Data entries
------------

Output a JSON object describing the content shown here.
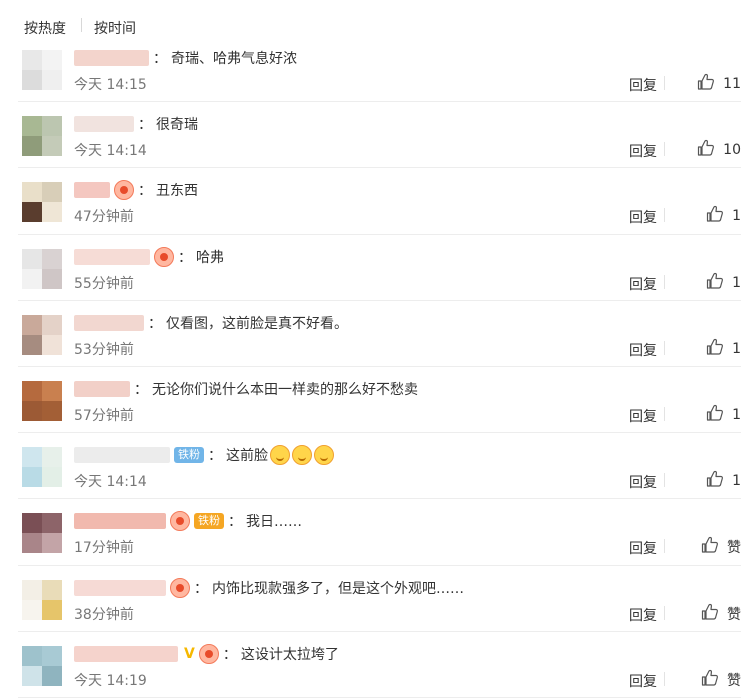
{
  "sort_bar": {
    "hot": "按热度",
    "time": "按时间"
  },
  "labels": {
    "reply": "回复",
    "like_zero": "赞"
  },
  "comments": [
    {
      "text": "奇瑞、哈弗气息好浓",
      "time": "今天 14:15",
      "likes": "11",
      "avatar": [
        "#e8e8e8",
        "#f3f3f3",
        "#dcdcdc",
        "#efefef"
      ],
      "name_color": "#f3d4cc",
      "name_width": 75
    },
    {
      "text": "很奇瑞",
      "time": "今天 14:14",
      "likes": "10",
      "avatar": [
        "#a8b893",
        "#bcc6b0",
        "#8f9c7a",
        "#c4cbb8"
      ],
      "name_color": "#f1e3df",
      "name_width": 60
    },
    {
      "text": "丑东西",
      "time": "47分钟前",
      "likes": "1",
      "avatar": [
        "#e9dfc9",
        "#d8ceb8",
        "#5a3d2e",
        "#efe6d6"
      ],
      "name_color": "#f4c7c0",
      "name_width": 36,
      "vip": true
    },
    {
      "text": "哈弗",
      "time": "55分钟前",
      "likes": "1",
      "avatar": [
        "#e6e6e6",
        "#d9d2d2",
        "#f2f2f2",
        "#cfc6c6"
      ],
      "name_color": "#f6dcd6",
      "name_width": 76,
      "vip": true
    },
    {
      "text": "仅看图，这前脸是真不好看。",
      "time": "53分钟前",
      "likes": "1",
      "avatar": [
        "#c9a99a",
        "#e4d2c8",
        "#a68c80",
        "#f0e2d8"
      ],
      "name_color": "#f2d7d0",
      "name_width": 70
    },
    {
      "text": "无论你们说什么本田一样卖的那么好不愁卖",
      "time": "57分钟前",
      "likes": "1",
      "avatar": [
        "#b56a3e",
        "#c9804f",
        "#9c5a35",
        "#a35f36"
      ],
      "name_color": "#f2d0c8",
      "name_width": 56
    },
    {
      "text": "这前脸",
      "time": "今天 14:14",
      "likes": "1",
      "avatar": [
        "#cfe6ee",
        "#e7f0ea",
        "#b9dbe6",
        "#e3efe7"
      ],
      "name_color": "#ececec",
      "name_width": 96,
      "tiefen": "铁粉",
      "tiefen_color": "blue",
      "emojis": 3
    },
    {
      "text": "我日……",
      "time": "17分钟前",
      "likes": "赞",
      "avatar": [
        "#7a4f55",
        "#8d6469",
        "#a98589",
        "#c3a4a7"
      ],
      "name_color": "#f1b9ae",
      "name_width": 92,
      "vip": true,
      "tiefen": "铁粉",
      "tiefen_color": "orange"
    },
    {
      "text": "内饰比现款强多了，但是这个外观吧……",
      "time": "38分钟前",
      "likes": "赞",
      "avatar": [
        "#f3efe6",
        "#e9dcb8",
        "#f7f4ee",
        "#e6c56a"
      ],
      "name_color": "#f6dad5",
      "name_width": 92,
      "vip": true
    },
    {
      "text": "这设计太拉垮了",
      "time": "今天 14:19",
      "likes": "赞",
      "avatar": [
        "#9ec2cc",
        "#a8cad4",
        "#cfe3e9",
        "#8fb4bf"
      ],
      "name_color": "#f5d3cc",
      "name_width": 104,
      "vmark": "V",
      "vip": true
    }
  ]
}
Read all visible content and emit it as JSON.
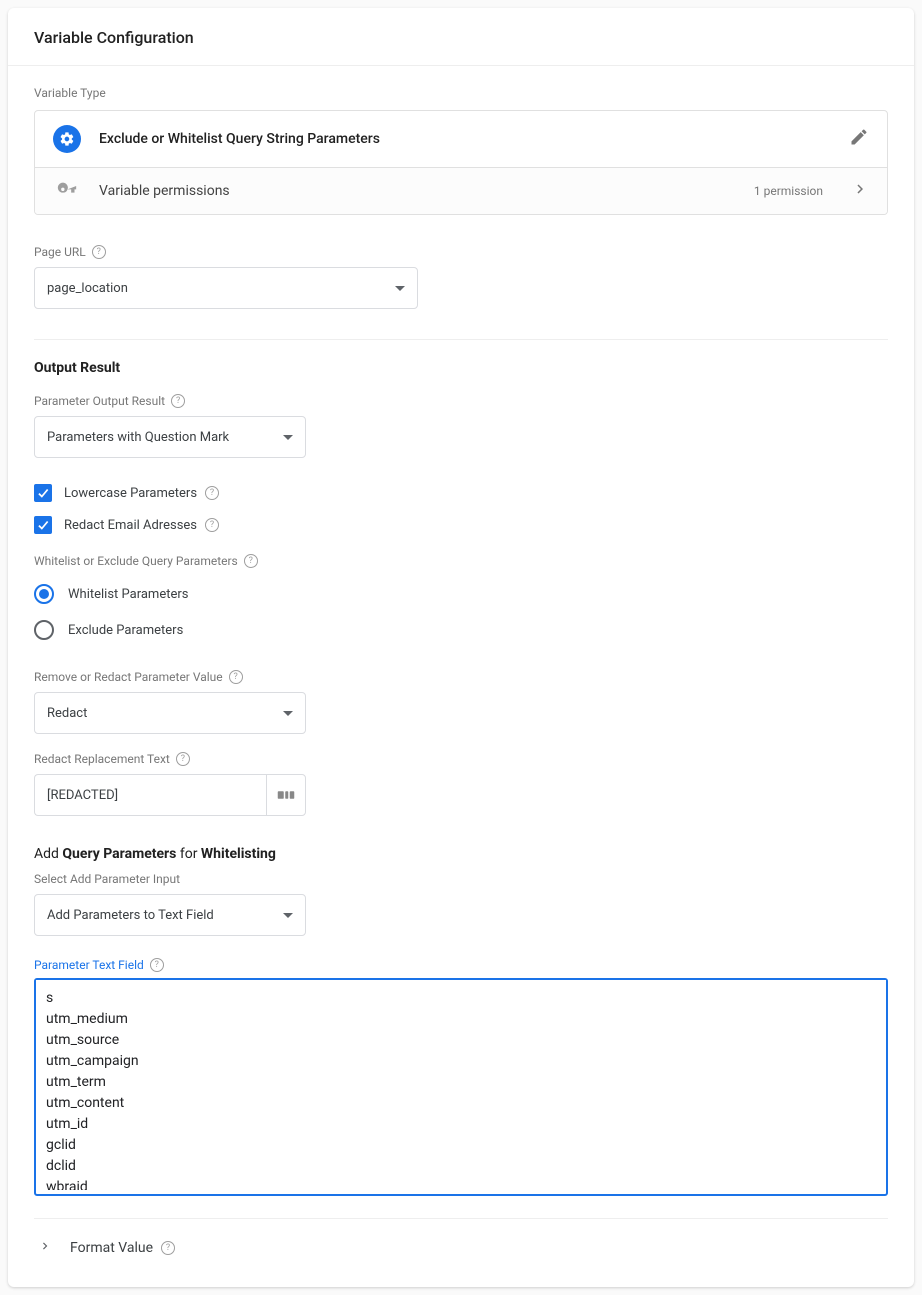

------------

Skip the pictures and transcribe the rest of the records exactly.

Output a JSON object describing the content shown here.
{
  "sort_bar": {
    "hot": "按热度",
    "time": "按时间"
  },
  "labels": {
    "reply": "回复",
    "like_zero": "赞"
  },
  "comments": [
    {
      "text": "奇瑞、哈弗气息好浓",
      "time": "今天 14:15",
      "likes": "11",
      "avatar": [
        "#e8e8e8",
        "#f3f3f3",
        "#dcdcdc",
        "#efefef"
      ],
      "name_color": "#f3d4cc",
      "name_width": 75
    },
    {
      "text": "很奇瑞",
      "time": "今天 14:14",
      "likes": "10",
      "avatar": [
        "#a8b893",
        "#bcc6b0",
        "#8f9c7a",
        "#c4cbb8"
      ],
      "name_color": "#f1e3df",
      "name_width": 60
    },
    {
      "text": "丑东西",
      "time": "47分钟前",
      "likes": "1",
      "avatar": [
        "#e9dfc9",
        "#d8ceb8",
        "#5a3d2e",
        "#efe6d6"
      ],
      "name_color": "#f4c7c0",
      "name_width": 36,
      "vip": true
    },
    {
      "text": "哈弗",
      "time": "55分钟前",
      "likes": "1",
      "avatar": [
        "#e6e6e6",
        "#d9d2d2",
        "#f2f2f2",
        "#cfc6c6"
      ],
      "name_color": "#f6dcd6",
      "name_width": 76,
      "vip": true
    },
    {
      "text": "仅看图，这前脸是真不好看。",
      "time": "53分钟前",
      "likes": "1",
      "avatar": [
        "#c9a99a",
        "#e4d2c8",
        "#a68c80",
        "#f0e2d8"
      ],
      "name_color": "#f2d7d0",
      "name_width": 70
    },
    {
      "text": "无论你们说什么本田一样卖的那么好不愁卖",
      "time": "57分钟前",
      "likes": "1",
      "avatar": [
        "#b56a3e",
        "#c9804f",
        "#9c5a35",
        "#a35f36"
      ],
      "name_color": "#f2d0c8",
      "name_width": 56
    },
    {
      "text": "这前脸",
      "time": "今天 14:14",
      "likes": "1",
      "avatar": [
        "#cfe6ee",
        "#e7f0ea",
        "#b9dbe6",
        "#e3efe7"
      ],
      "name_color": "#ececec",
      "name_width": 96,
      "tiefen": "铁粉",
      "tiefen_color": "blue",
      "emojis": 3
    },
    {
      "text": "我日……",
      "time": "17分钟前",
      "likes": "赞",
      "avatar": [
        "#7a4f55",
        "#8d6469",
        "#a98589",
        "#c3a4a7"
      ],
      "name_color": "#f1b9ae",
      "name_width": 92,
      "vip": true,
      "tiefen": "铁粉",
      "tiefen_color": "orange"
    },
    {
      "text": "内饰比现款强多了，但是这个外观吧……",
      "time": "38分钟前",
      "likes": "赞",
      "avatar": [
        "#f3efe6",
        "#e9dcb8",
        "#f7f4ee",
        "#e6c56a"
      ],
      "name_color": "#f6dad5",
      "name_width": 92,
      "vip": true
    },
    {
      "text": "这设计太拉垮了",
      "time": "今天 14:19",
      "likes": "赞",
      "avatar": [
        "#9ec2cc",
        "#a8cad4",
        "#cfe3e9",
        "#8fb4bf"
      ],
      "name_color": "#f5d3cc",
      "name_width": 104,
      "vmark": "V",
      "vip": true
    }
  ]
}
Read all visible content and emit it as JSON.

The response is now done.